• _Entries taken from a collection_:
>> START
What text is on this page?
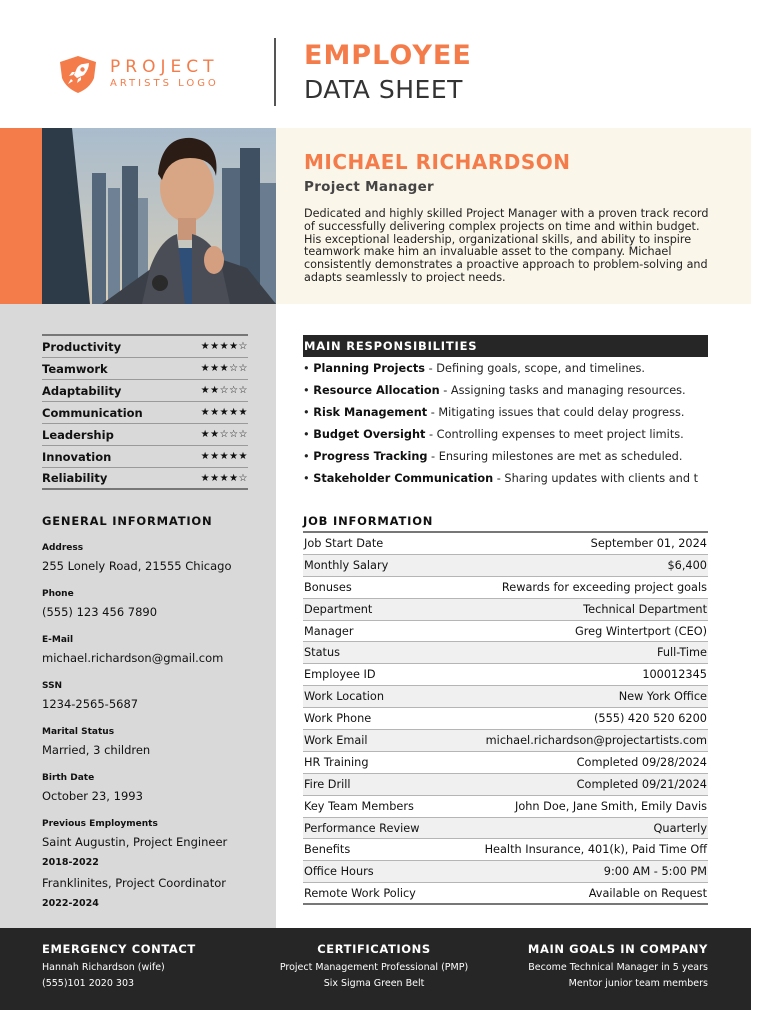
PROJECT
ARTISTS LOGO
EMPLOYEE
DATA SHEET
MICHAEL RICHARDSON
Project Manager
Dedicated and highly skilled Project Manager with a proven track record of successfully delivering complex projects on time and within budget. His exceptional leadership, organizational skills, and ability to inspire teamwork make him an invaluable asset to the company. Michael consistently demonstrates a proactive approach to problem-solving and adapts seamlessly to project needs.
Productivity	★★★★☆
Teamwork	★★★☆☆
Adaptability	★★☆☆☆
Communication	★★★★★
Leadership	★★☆☆☆
Innovation	★★★★★
Reliability	★★★★☆
GENERAL INFORMATION
Address
255 Lonely Road, 21555 Chicago
Phone
(555) 123 456 7890
E-Mail
michael.richardson@gmail.com
SSN
1234-2565-5687
Marital Status
Married, 3 children
Birth Date
October 23, 1993
Previous Employments
Saint Augustin, Project Engineer
2018-2022
Franklinites, Project Coordinator
2022-2024
MAIN RESPONSIBILITIES
• Planning Projects - Defining goals, scope, and timelines.
• Resource Allocation - Assigning tasks and managing resources.
• Risk Management - Mitigating issues that could delay progress.
• Budget Oversight - Controlling expenses to meet project limits.
• Progress Tracking - Ensuring milestones are met as scheduled.
• Stakeholder Communication - Sharing updates with clients and t
JOB INFORMATION
Job Start Date	September 01, 2024
Monthly Salary	$6,400
Bonuses	Rewards for exceeding project goals
Department	Technical Department
Manager	Greg Wintertport (CEO)
Status	Full-Time
Employee ID	100012345
Work Location	New York Office
Work Phone	(555) 420 520 6200
Work Email	michael.richardson@projectartists.com
HR Training	Completed 09/28/2024
Fire Drill	Completed 09/21/2024
Key Team Members	John Doe, Jane Smith, Emily Davis
Performance Review	Quarterly
Benefits	Health Insurance, 401(k), Paid Time Off
Office Hours	9:00 AM - 5:00 PM
Remote Work Policy	Available on Request
EMERGENCY CONTACT
Hannah Richardson (wife)
(555)101 2020 303
CERTIFICATIONS
Project Management Professional (PMP)
Six Sigma Green Belt
MAIN GOALS IN COMPANY
Become Technical Manager in 5 years
Mentor junior team members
>> END
Make a verbatim copy of all the entries and strip out the pictures.

What text is on this page?
PROJECT
ARTISTS LOGO
EMPLOYEE
DATA SHEET
MICHAEL RICHARDSON
Project Manager
Dedicated and highly skilled Project Manager with a proven track record of successfully delivering complex projects on time and within budget. His exceptional leadership, organizational skills, and ability to inspire teamwork make him an invaluable asset to the company. Michael consistently demonstrates a proactive approach to problem-solving and adapts seamlessly to project needs.
Productivity	★★★★☆
Teamwork	★★★☆☆
Adaptability	★★☆☆☆
Communication	★★★★★
Leadership	★★☆☆☆
Innovation	★★★★★
Reliability	★★★★☆
GENERAL INFORMATION
Address
255 Lonely Road, 21555 Chicago
Phone
(555) 123 456 7890
E-Mail
michael.richardson@gmail.com
SSN
1234-2565-5687
Marital Status
Married, 3 children
Birth Date
October 23, 1993
Previous Employments
Saint Augustin, Project Engineer
2018-2022
Franklinites, Project Coordinator
2022-2024
MAIN RESPONSIBILITIES
• Planning Projects - Defining goals, scope, and timelines.
• Resource Allocation - Assigning tasks and managing resources.
• Risk Management - Mitigating issues that could delay progress.
• Budget Oversight - Controlling expenses to meet project limits.
• Progress Tracking - Ensuring milestones are met as scheduled.
• Stakeholder Communication - Sharing updates with clients and t
JOB INFORMATION
Job Start Date	September 01, 2024
Monthly Salary	$6,400
Bonuses	Rewards for exceeding project goals
Department	Technical Department
Manager	Greg Wintertport (CEO)
Status	Full-Time
Employee ID	100012345
Work Location	New York Office
Work Phone	(555) 420 520 6200
Work Email	michael.richardson@projectartists.com
HR Training	Completed 09/28/2024
Fire Drill	Completed 09/21/2024
Key Team Members	John Doe, Jane Smith, Emily Davis
Performance Review	Quarterly
Benefits	Health Insurance, 401(k), Paid Time Off
Office Hours	9:00 AM - 5:00 PM
Remote Work Policy	Available on Request
EMERGENCY CONTACT
Hannah Richardson (wife)
(555)101 2020 303
CERTIFICATIONS
Project Management Professional (PMP)
Six Sigma Green Belt
MAIN GOALS IN COMPANY
Become Technical Manager in 5 years
Mentor junior team members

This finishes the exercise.